■ Record extracts
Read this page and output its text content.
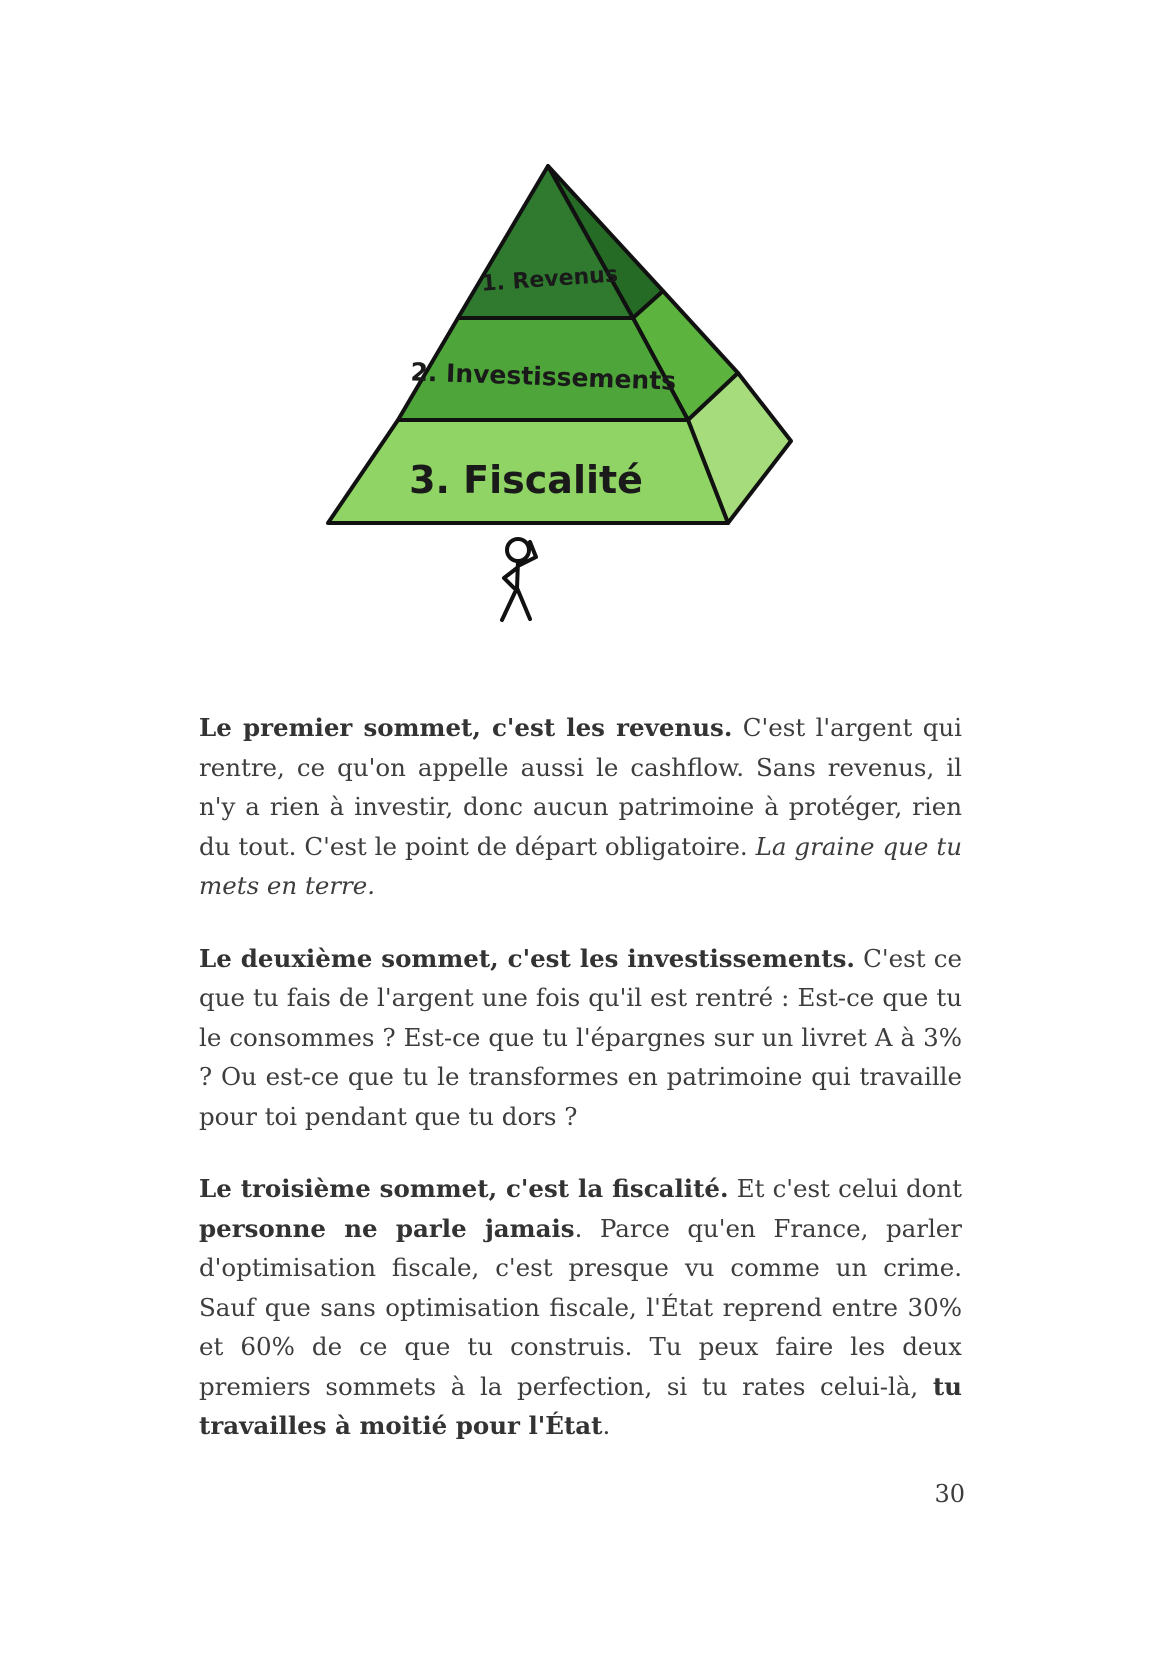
1. Revenus
2. Investissements
3. Fiscalité

Le premier sommet, c'est les revenus. C'est l'argent qui rentre, ce qu'on appelle aussi le cashflow. Sans revenus, il n'y a rien à investir, donc aucun patrimoine à protéger, rien du tout. C'est le point de départ obligatoire. La graine que tu mets en terre.

Le deuxième sommet, c'est les investissements. C'est ce que tu fais de l'argent une fois qu'il est rentré : Est-ce que tu le consommes ? Est-ce que tu l'épargnes sur un livret A à 3% ? Ou est-ce que tu le transformes en patrimoine qui travaille pour toi pendant que tu dors ?

Le troisième sommet, c'est la fiscalité. Et c'est celui dont personne ne parle jamais. Parce qu'en France, parler d'optimisation fiscale, c'est presque vu comme un crime. Sauf que sans optimisation fiscale, l'État reprend entre 30% et 60% de ce que tu construis. Tu peux faire les deux premiers sommets à la perfection, si tu rates celui-là, tu travailles à moitié pour l'État.

30
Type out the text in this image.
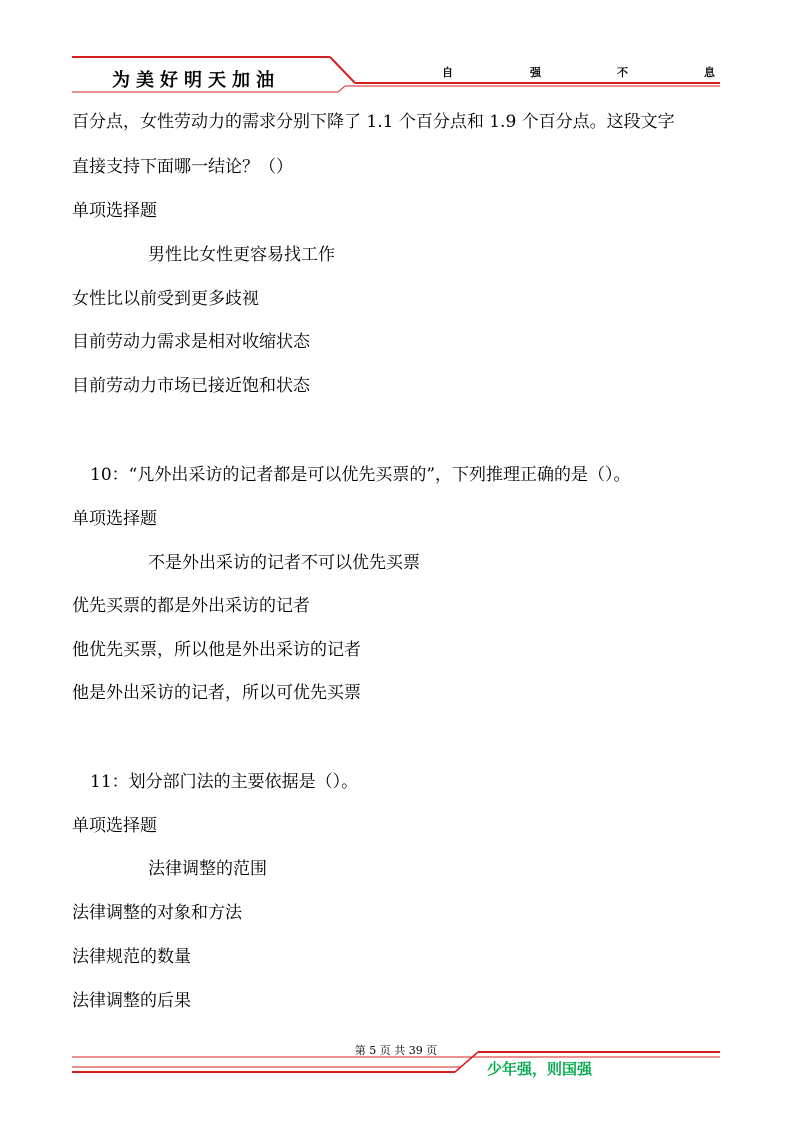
为美好明天加油	自	强	不	息
百分点，女性劳动力的需求分别下降了 1.1 个百分点和 1.9 个百分点。这段文字
直接支持下面哪一结论？（）
单项选择题
男性比女性更容易找工作
女性比以前受到更多歧视
目前劳动力需求是相对收缩状态
目前劳动力市场已接近饱和状态
10：“凡外出采访的记者都是可以优先买票的”，下列推理正确的是（）。
单项选择题
不是外出采访的记者不可以优先买票
优先买票的都是外出采访的记者
他优先买票，所以他是外出采访的记者
他是外出采访的记者，所以可优先买票
11：划分部门法的主要依据是（）。
单项选择题
法律调整的范围
法律调整的对象和方法
法律规范的数量
法律调整的后果
第 5 页 共 39 页
少年强，则国强
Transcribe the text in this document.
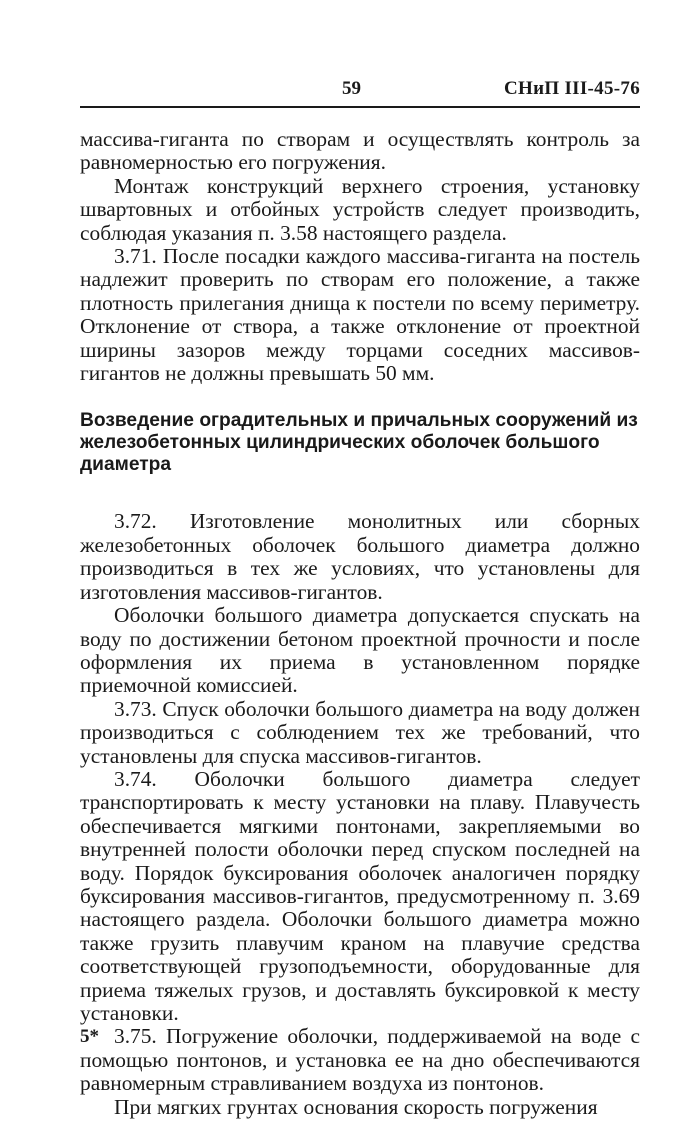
59	СНиП III-45-76

массива-гиганта по створам и осуществлять контроль за равномерностью его погружения.

Монтаж конструкций верхнего строения, установку швартовных и отбойных устройств следует производить, соблюдая указания п. 3.58 настоящего раздела.

3.71. После посадки каждого массива-гиганта на постель надлежит проверить по створам его положение, а также плотность прилегания днища к постели по всему периметру. Отклонение от створа, а также отклонение от проектной ширины зазоров между торцами соседних массивов-гигантов не должны превышать 50 мм.

Возведение оградительных и причальных сооружений из железобетонных цилиндрических оболочек большого диаметра

3.72. Изготовление монолитных или сборных железобетонных оболочек большого диаметра должно производиться в тех же условиях, что установлены для изготовления массивов-гигантов.

Оболочки большого диаметра допускается спускать на воду по достижении бетоном проектной прочности и после оформления их приема в установленном порядке приемочной комиссией.

3.73. Спуск оболочки большого диаметра на воду должен производиться с соблюдением тех же требований, что установлены для спуска массивов-гигантов.

3.74. Оболочки большого диаметра следует транспортировать к месту установки на плаву. Плавучесть обеспечивается мягкими понтонами, закрепляемыми во внутренней полости оболочки перед спуском последней на воду. Порядок буксирования оболочек аналогичен порядку буксирования массивов-гигантов, предусмотренному п. 3.69 настоящего раздела. Оболочки большого диаметра можно также грузить плавучим краном на плавучие средства соответствующей грузоподъемности, оборудованные для приема тяжелых грузов, и доставлять буксировкой к месту установки.

3.75. Погружение оболочки, поддерживаемой на воде с помощью понтонов, и установка ее на дно обеспечиваются равномерным стравливанием воздуха из понтонов.

При мягких грунтах основания скорость погружения

5*
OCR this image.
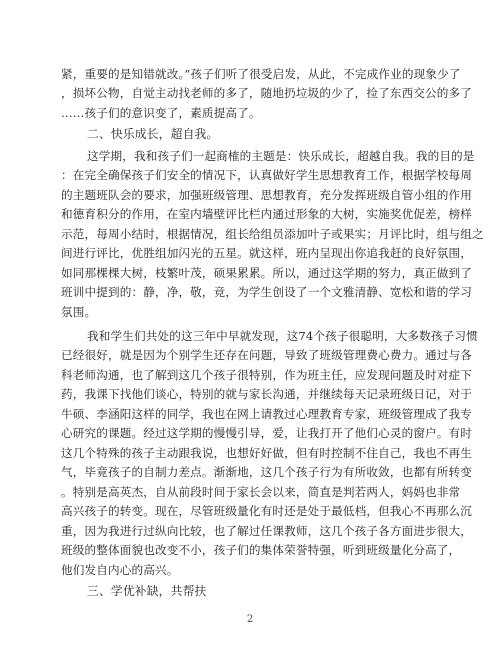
紧，重要的是知错就改。”孩子们听了很受启发，从此，不完成作业的现象少了
，损坏公物，自觉主动找老师的多了，随地扔垃圾的少了，捡了东西交公的多了
……孩子们的意识变了，素质提高了。
二、快乐成长，超自我。
这学期，我和孩子们一起商榷的主题是：快乐成长，超越自我。我的目的是
：在完全确保孩子们安全的情况下，认真做好学生思想教育工作，根据学校每周
的主题班队会的要求，加强班级管理、思想教育，充分发挥班级自管小组的作用
和德育积分的作用，在室内墙壁评比栏内通过形象的大树，实施奖优促差，榜样
示范，每周小结时，根据情况，组长给组员添加叶子或果实；月评比时，组与组之
间进行评比，优胜组加闪光的五星。就这样，班内呈现出你追我赶的良好氛围，
如同那棵棵大树，枝繁叶茂，硕果累累。所以，通过这学期的努力，真正做到了
班训中提到的：静，净，敬，竞，为学生创设了一个文雅清静、宽松和谐的学习
氛围。
我和学生们共处的这三年中早就发现，这74个孩子很聪明，大多数孩子习惯
已经很好，就是因为个别学生还存在问题，导致了班级管理费心费力。通过与各
科老师沟通，也了解到这几个孩子很特别，作为班主任，应发现问题及时对症下
药，我课下找他们谈心，特别的就与家长沟通，并继续每天记录班级日记，对于
牛硕、李涵阳这样的同学，我也在网上请教过心理教育专家，班级管理成了我专
心研究的课题。经过这学期的慢慢引导，爱，让我打开了他们心灵的窗户。有时
这几个特殊的孩子主动跟我说，也想好好做，但有时控制不住自己，我也不再生
气，毕竟孩子的自制力差点。渐渐地，这几个孩子行为有所收敛，也都有所转变
。特别是高英杰，自从前段时间于家长会以来，简直是判若两人，妈妈也非常
高兴孩子的转变。现在，尽管班级量化有时还是处于最低档，但我心不再那么沉
重，因为我进行过纵向比较，也了解过任课教师，这几个孩子各方面进步很大，
班级的整体面貌也改变不小，孩子们的集体荣誉特强，听到班级量化分高了，
他们发自内心的高兴。
三、学优补缺，共帮扶
2
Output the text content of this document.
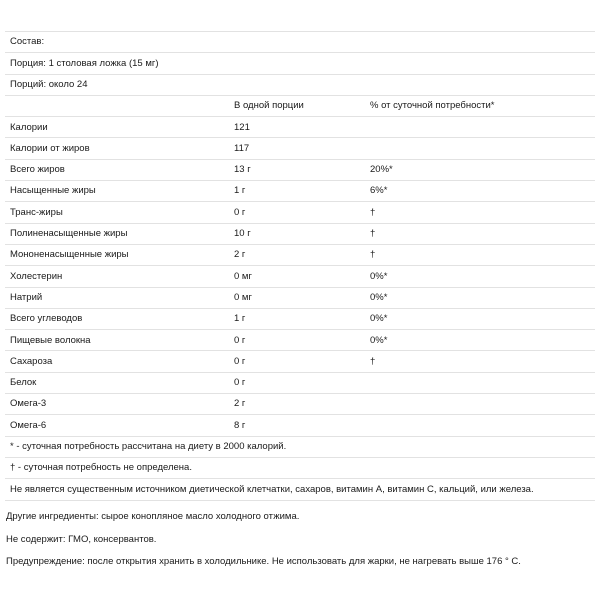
Состав:		
Порция: 1 столовая ложка (15 мг)		
Порций: около 24		
	В одной порции	% от суточной потребности*
Калории	121	
Калории от жиров	117	
Всего жиров	13 г	20%*
Насыщенные жиры	1 г	6%*
Транс-жиры	0 г	†
Полиненасыщенные жиры	10 г	†
Мононенасыщенные жиры	2 г	†
Холестерин	0 мг	0%*
Натрий	0 мг	0%*
Всего углеводов	1 г	0%*
Пищевые волокна	0 г	0%*
Сахароза	0 г	†
Белок	0 г	
Омега-3	2 г	
Омега-6	8 г	
* - суточная потребность рассчитана на диету в 2000 калорий.		
† - суточная потребность не определена.		
Не является существенным источником диетической клетчатки, сахаров, витамин А, витамин С, кальций, или железа.		
Другие ингредиенты: сырое конопляное масло холодного отжима.
Не содержит: ГМО, консервантов.
Предупреждение: после открытия хранить в холодильнике. Не использовать для жарки, не нагревать выше 176 ° С.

■ Set exercise
Find each line in the records holding the string "patrimoine" and show it.

■ Task solution
Le premier sommet, c'est les revenus. C'est l'argent qui rentre, ce qu'on appelle aussi le cashflow. Sans revenus, il n'y a rien à investir, donc aucun patrimoine à protéger, rien du tout. C'est le point de départ obligatoire. La graine que tu mets en terre.
Le deuxième sommet, c'est les investissements. C'est ce que tu fais de l'argent une fois qu'il est rentré : Est-ce que tu le consommes ? Est-ce que tu l'épargnes sur un livret A à 3% ? Ou est-ce que tu le transformes en patrimoine qui travaille pour toi pendant que tu dors ?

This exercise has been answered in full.